• EXERCISE REQUIREMENTS: Return the listing below verbatim. Pictures do not belong in the copy.

Extracted records:
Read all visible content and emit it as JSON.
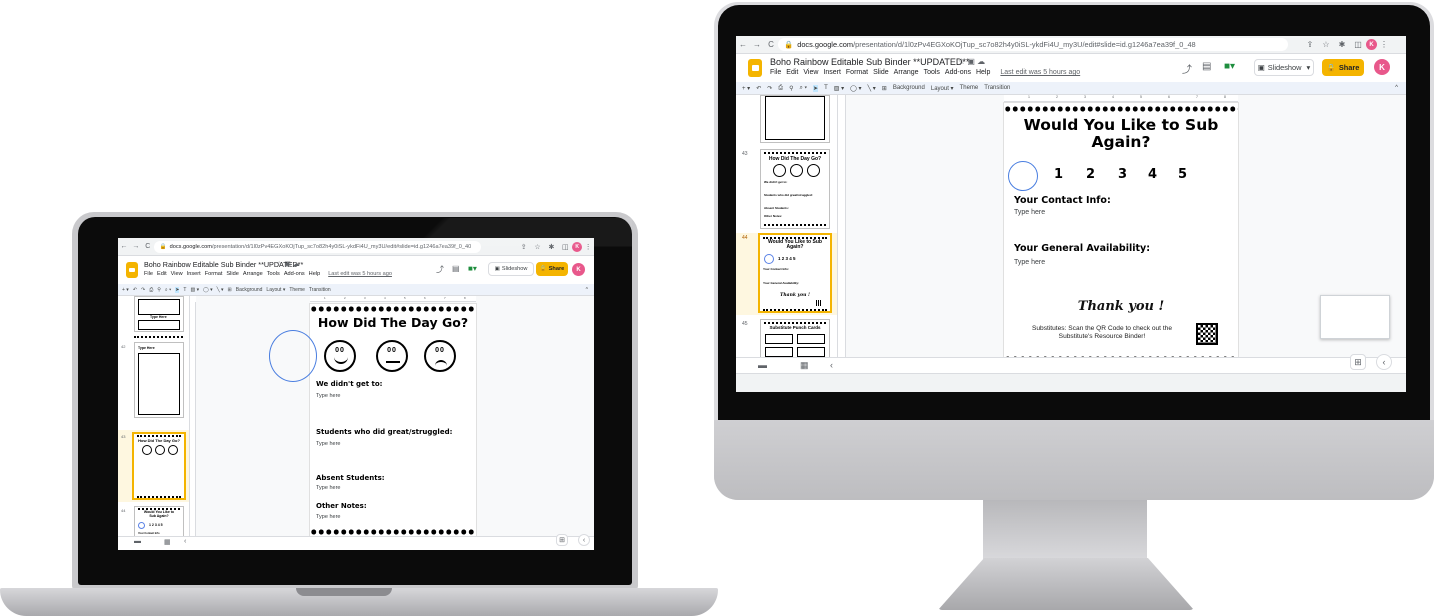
{
  "browser": {
    "back": "←",
    "forward": "→",
    "reload": "C",
    "url_host": "docs.google.com",
    "url_path_laptop": "/presentation/d/1l0zPv4EGXoKOjTup_sc7o82h4y0iSL-ykdFi4U_my3U/edit#slide=id.g1246a7ea39f_0_40",
    "url_path_imac": "/presentation/d/1l0zPv4EGXoKOjTup_sc7o82h4y0iSL-ykdFi4U_my3U/edit#slide=id.g1246a7ea39f_0_48",
    "profile_initial": "K"
  },
  "doc": {
    "title": "Boho Rainbow Editable Sub Binder **UPDATED**",
    "menus": [
      "File",
      "Edit",
      "View",
      "Insert",
      "Format",
      "Slide",
      "Arrange",
      "Tools",
      "Add-ons",
      "Help"
    ],
    "last_edit": "Last edit was 5 hours ago",
    "slideshow_label": "Slideshow",
    "share_label": "Share",
    "profile_initial": "K"
  },
  "toolbar": {
    "background": "Background",
    "layout": "Layout ▾",
    "theme": "Theme",
    "transition": "Transition"
  },
  "ruler": [
    "1",
    "2",
    "3",
    "4",
    "5",
    "6",
    "7",
    "8"
  ],
  "laptop_filmstrip": {
    "slide_41_label": "Type Here",
    "num_42": "42",
    "slide_42_label": "Type Here",
    "num_43": "43",
    "num_44": "44",
    "slide_43_title": "How Did The Day Go?",
    "slide_44_title": "Would You Like to Sub Again?",
    "slide_44_numbers": "1 2 3 4 5",
    "slide_44_contact": "Your Contact Info"
  },
  "laptop_slide": {
    "title": "How Did The Day Go?",
    "face_eyes": "00",
    "sections": [
      {
        "heading": "We didn't get to:",
        "body": "Type here"
      },
      {
        "heading": "Students who did great/struggled:",
        "body": "Type here"
      },
      {
        "heading": "Absent Students:",
        "body": "Type here"
      },
      {
        "heading": "Other Notes:",
        "body": "Type here"
      }
    ]
  },
  "imac_filmstrip": {
    "num_43": "43",
    "num_44": "44",
    "num_45": "45",
    "slide_43_title": "How Did The Day Go?",
    "slide_43_line1": "We didn't get to:",
    "slide_43_line2": "Students who did great/struggled:",
    "slide_43_line3": "Absent Students:",
    "slide_43_line4": "Other Notes:",
    "slide_44_title": "Would You Like to Sub Again?",
    "slide_44_numbers": "1 2 3 4 5",
    "slide_44_contact": "Your Contact Info:",
    "slide_44_avail": "Your General Availability:",
    "slide_44_thank": "Thank you !",
    "slide_45_title": "Substitute Punch Cards"
  },
  "imac_slide": {
    "title": "Would You Like to Sub Again?",
    "ratings": [
      "1",
      "2",
      "3",
      "4",
      "5"
    ],
    "contact_heading": "Your Contact Info:",
    "contact_body": "Type here",
    "availability_heading": "Your General Availability:",
    "availability_body": "Type here",
    "thank_you": "Thank you !",
    "footer_text": "Substitutes: Scan the QR Code to check out the Substitute's Resource Binder!"
  },
  "colors": {
    "slides_yellow": "#f4b400",
    "selection_blue": "#4a7ee0",
    "profile_pink": "#e8588b"
  }
}
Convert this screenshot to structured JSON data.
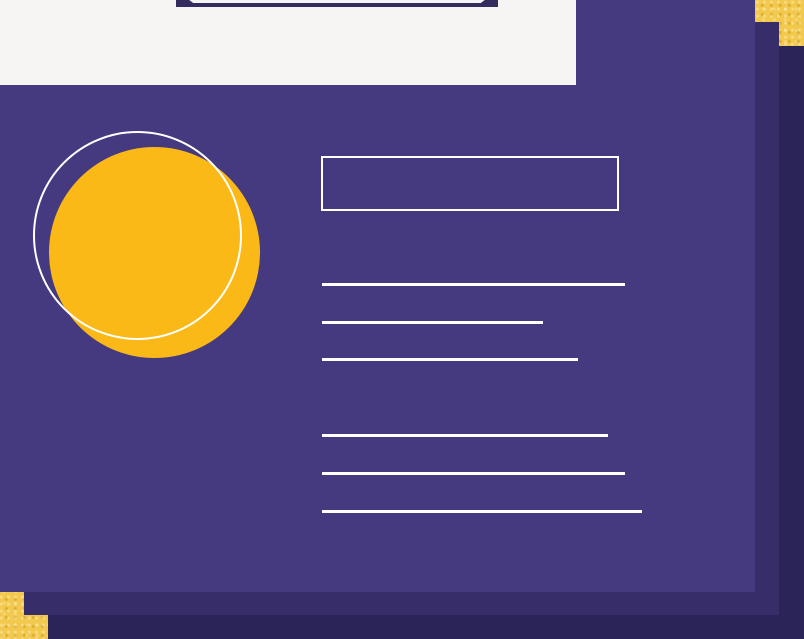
{
  "colors": {
    "background_gold": "#f2c94c",
    "card_front": "#453a80",
    "card_middle": "#372d68",
    "card_back": "#2b2458",
    "top_panel": "#f6f5f3",
    "accent_yellow": "#fbb917",
    "line_white": "#ffffff"
  },
  "icons": {
    "yellow_circle": "filled-circle",
    "outline_circle": "circle-outline",
    "title_box": "rectangle-outline"
  }
}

• WRITTEN REPLY:
Read all visible content and emit it as JSON.
{
  "browser": {
    "back": "←",
    "forward": "→",
    "reload": "C",
    "url_host": "docs.google.com",
    "url_path_laptop": "/presentation/d/1l0zPv4EGXoKOjTup_sc7o82h4y0iSL-ykdFi4U_my3U/edit#slide=id.g1246a7ea39f_0_40",
    "url_path_imac": "/presentation/d/1l0zPv4EGXoKOjTup_sc7o82h4y0iSL-ykdFi4U_my3U/edit#slide=id.g1246a7ea39f_0_48",
    "profile_initial": "K"
  },
  "doc": {
    "title": "Boho Rainbow Editable Sub Binder **UPDATED**",
    "menus": [
      "File",
      "Edit",
      "View",
      "Insert",
      "Format",
      "Slide",
      "Arrange",
      "Tools",
      "Add-ons",
      "Help"
    ],
    "last_edit": "Last edit was 5 hours ago",
    "slideshow_label": "Slideshow",
    "share_label": "Share",
    "profile_initial": "K"
  },
  "toolbar": {
    "background": "Background",
    "layout": "Layout ▾",
    "theme": "Theme",
    "transition": "Transition"
  },
  "ruler": [
    "1",
    "2",
    "3",
    "4",
    "5",
    "6",
    "7",
    "8"
  ],
  "laptop_filmstrip": {
    "slide_41_label": "Type Here",
    "num_42": "42",
    "slide_42_label": "Type Here",
    "num_43": "43",
    "num_44": "44",
    "slide_43_title": "How Did The Day Go?",
    "slide_44_title": "Would You Like to Sub Again?",
    "slide_44_numbers": "1 2 3 4 5",
    "slide_44_contact": "Your Contact Info"
  },
  "laptop_slide": {
    "title": "How Did The Day Go?",
    "face_eyes": "00",
    "sections": [
      {
        "heading": "We didn't get to:",
        "body": "Type here"
      },
      {
        "heading": "Students who did great/struggled:",
        "body": "Type here"
      },
      {
        "heading": "Absent Students:",
        "body": "Type here"
      },
      {
        "heading": "Other Notes:",
        "body": "Type here"
      }
    ]
  },
  "imac_filmstrip": {
    "num_43": "43",
    "num_44": "44",
    "num_45": "45",
    "slide_43_title": "How Did The Day Go?",
    "slide_43_line1": "We didn't get to:",
    "slide_43_line2": "Students who did great/struggled:",
    "slide_43_line3": "Absent Students:",
    "slide_43_line4": "Other Notes:",
    "slide_44_title": "Would You Like to Sub Again?",
    "slide_44_numbers": "1 2 3 4 5",
    "slide_44_contact": "Your Contact Info:",
    "slide_44_avail": "Your General Availability:",
    "slide_44_thank": "Thank you !",
    "slide_45_title": "Substitute Punch Cards"
  },
  "imac_slide": {
    "title": "Would You Like to Sub Again?",
    "ratings": [
      "1",
      "2",
      "3",
      "4",
      "5"
    ],
    "contact_heading": "Your Contact Info:",
    "contact_body": "Type here",
    "availability_heading": "Your General Availability:",
    "availability_body": "Type here",
    "thank_you": "Thank you !",
    "footer_text": "Substitutes: Scan the QR Code to check out the Substitute's Resource Binder!"
  },
  "colors": {
    "slides_yellow": "#f4b400",
    "selection_blue": "#4a7ee0",
    "profile_pink": "#e8588b"
  }
}
Convert this screenshot to structured JSON data.
{
  "colors": {
    "background_gold": "#f2c94c",
    "card_front": "#453a80",
    "card_middle": "#372d68",
    "card_back": "#2b2458",
    "top_panel": "#f6f5f3",
    "accent_yellow": "#fbb917",
    "line_white": "#ffffff"
  },
  "icons": {
    "yellow_circle": "filled-circle",
    "outline_circle": "circle-outline",
    "title_box": "rectangle-outline"
  }
}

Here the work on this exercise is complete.